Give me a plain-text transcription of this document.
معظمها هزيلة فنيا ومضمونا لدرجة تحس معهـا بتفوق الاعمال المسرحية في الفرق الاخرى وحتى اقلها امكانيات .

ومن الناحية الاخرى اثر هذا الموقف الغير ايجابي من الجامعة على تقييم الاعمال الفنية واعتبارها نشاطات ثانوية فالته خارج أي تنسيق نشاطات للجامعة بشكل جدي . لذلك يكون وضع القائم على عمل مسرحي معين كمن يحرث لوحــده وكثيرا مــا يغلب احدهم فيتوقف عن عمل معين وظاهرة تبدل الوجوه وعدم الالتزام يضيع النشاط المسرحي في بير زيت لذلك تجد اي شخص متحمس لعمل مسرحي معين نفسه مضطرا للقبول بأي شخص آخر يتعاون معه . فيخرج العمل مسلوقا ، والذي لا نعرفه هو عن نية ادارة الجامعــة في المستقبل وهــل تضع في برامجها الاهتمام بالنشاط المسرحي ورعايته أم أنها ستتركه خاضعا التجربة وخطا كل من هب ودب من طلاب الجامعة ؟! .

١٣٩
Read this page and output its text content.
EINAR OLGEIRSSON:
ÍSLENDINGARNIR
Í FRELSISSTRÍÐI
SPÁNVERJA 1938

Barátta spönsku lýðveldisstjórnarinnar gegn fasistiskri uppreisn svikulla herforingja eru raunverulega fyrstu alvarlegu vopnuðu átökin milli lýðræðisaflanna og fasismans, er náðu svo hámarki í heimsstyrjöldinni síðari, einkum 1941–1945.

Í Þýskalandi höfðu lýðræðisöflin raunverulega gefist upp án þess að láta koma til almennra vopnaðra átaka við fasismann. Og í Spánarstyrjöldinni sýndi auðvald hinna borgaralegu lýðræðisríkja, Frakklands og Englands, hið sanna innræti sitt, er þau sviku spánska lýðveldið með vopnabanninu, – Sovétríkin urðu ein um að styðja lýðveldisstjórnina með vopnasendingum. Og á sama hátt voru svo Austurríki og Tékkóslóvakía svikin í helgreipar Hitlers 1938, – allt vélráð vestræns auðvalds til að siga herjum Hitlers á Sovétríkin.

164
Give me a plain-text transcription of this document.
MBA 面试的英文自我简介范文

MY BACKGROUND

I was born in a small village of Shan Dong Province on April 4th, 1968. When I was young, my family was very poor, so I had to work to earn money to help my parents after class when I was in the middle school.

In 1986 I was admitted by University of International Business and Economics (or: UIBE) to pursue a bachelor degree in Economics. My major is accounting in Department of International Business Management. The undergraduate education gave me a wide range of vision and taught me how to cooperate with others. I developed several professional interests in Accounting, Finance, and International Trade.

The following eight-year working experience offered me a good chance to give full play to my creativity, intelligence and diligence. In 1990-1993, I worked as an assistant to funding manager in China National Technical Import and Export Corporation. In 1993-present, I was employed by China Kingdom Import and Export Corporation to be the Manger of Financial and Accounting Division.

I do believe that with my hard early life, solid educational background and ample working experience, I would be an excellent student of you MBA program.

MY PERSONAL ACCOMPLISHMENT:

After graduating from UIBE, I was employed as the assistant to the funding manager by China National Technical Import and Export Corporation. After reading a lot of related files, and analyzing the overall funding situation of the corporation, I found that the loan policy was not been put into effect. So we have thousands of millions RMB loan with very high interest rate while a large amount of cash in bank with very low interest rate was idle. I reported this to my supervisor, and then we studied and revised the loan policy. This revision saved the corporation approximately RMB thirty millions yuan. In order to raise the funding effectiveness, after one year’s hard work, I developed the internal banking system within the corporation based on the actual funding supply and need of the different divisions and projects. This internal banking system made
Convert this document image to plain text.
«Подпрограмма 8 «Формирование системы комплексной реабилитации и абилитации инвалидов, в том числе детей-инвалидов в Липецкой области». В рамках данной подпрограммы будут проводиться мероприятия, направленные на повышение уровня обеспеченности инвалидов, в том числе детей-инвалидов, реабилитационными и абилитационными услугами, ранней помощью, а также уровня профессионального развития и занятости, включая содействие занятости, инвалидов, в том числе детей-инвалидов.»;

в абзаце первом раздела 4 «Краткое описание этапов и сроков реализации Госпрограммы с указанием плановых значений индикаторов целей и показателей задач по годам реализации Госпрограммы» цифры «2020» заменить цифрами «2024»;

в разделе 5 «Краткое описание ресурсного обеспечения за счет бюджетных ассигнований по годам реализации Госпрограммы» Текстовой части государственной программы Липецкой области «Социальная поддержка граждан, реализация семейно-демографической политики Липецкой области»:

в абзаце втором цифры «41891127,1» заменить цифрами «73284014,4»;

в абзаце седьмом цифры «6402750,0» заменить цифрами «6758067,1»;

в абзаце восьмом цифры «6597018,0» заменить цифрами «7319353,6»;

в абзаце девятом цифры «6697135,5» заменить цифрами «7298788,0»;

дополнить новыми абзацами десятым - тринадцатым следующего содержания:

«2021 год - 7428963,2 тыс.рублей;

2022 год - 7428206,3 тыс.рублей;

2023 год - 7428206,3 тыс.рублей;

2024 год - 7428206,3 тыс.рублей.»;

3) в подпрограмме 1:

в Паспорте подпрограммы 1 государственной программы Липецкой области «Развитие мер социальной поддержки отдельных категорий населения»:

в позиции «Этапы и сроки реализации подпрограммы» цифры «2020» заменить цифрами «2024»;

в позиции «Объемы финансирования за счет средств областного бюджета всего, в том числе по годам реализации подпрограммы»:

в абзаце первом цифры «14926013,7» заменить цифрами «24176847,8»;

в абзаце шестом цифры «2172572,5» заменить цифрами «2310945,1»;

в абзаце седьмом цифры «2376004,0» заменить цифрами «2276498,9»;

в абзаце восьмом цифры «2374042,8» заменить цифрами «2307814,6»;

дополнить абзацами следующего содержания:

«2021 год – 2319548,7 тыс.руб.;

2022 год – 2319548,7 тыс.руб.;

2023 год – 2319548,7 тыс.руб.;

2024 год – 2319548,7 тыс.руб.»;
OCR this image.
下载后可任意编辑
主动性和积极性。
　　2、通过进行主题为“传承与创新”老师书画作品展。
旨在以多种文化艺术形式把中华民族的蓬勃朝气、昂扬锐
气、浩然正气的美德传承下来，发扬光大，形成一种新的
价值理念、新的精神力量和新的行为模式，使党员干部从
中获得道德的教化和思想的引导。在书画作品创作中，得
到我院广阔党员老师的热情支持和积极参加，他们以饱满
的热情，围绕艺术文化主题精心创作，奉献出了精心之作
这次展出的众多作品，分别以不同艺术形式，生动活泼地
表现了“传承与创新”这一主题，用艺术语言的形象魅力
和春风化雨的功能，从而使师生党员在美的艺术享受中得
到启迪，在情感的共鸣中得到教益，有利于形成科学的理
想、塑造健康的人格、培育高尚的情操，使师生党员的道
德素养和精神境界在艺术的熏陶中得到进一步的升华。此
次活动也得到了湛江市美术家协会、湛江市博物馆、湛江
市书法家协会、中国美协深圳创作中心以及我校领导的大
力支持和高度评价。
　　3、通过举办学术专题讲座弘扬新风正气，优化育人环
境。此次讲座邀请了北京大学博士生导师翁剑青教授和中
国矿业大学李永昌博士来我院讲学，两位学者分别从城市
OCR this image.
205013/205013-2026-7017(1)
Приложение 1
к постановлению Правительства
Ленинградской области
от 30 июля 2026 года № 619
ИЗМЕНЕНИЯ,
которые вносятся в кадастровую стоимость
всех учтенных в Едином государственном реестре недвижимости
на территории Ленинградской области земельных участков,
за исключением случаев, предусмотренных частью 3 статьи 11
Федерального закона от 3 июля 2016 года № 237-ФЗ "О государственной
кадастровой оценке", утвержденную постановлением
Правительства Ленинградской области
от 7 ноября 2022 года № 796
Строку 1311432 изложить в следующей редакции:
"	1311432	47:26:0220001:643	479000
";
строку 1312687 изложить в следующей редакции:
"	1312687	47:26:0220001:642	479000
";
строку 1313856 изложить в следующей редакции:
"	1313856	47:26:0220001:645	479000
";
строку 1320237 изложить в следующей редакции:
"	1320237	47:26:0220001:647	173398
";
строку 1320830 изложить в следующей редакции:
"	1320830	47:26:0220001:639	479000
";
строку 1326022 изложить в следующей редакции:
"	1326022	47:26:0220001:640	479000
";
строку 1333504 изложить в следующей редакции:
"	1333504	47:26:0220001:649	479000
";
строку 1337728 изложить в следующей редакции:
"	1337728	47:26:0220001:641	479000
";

## Exercise objective
Report only the number of lines that hold the word "цифрами".

## Problem solution
10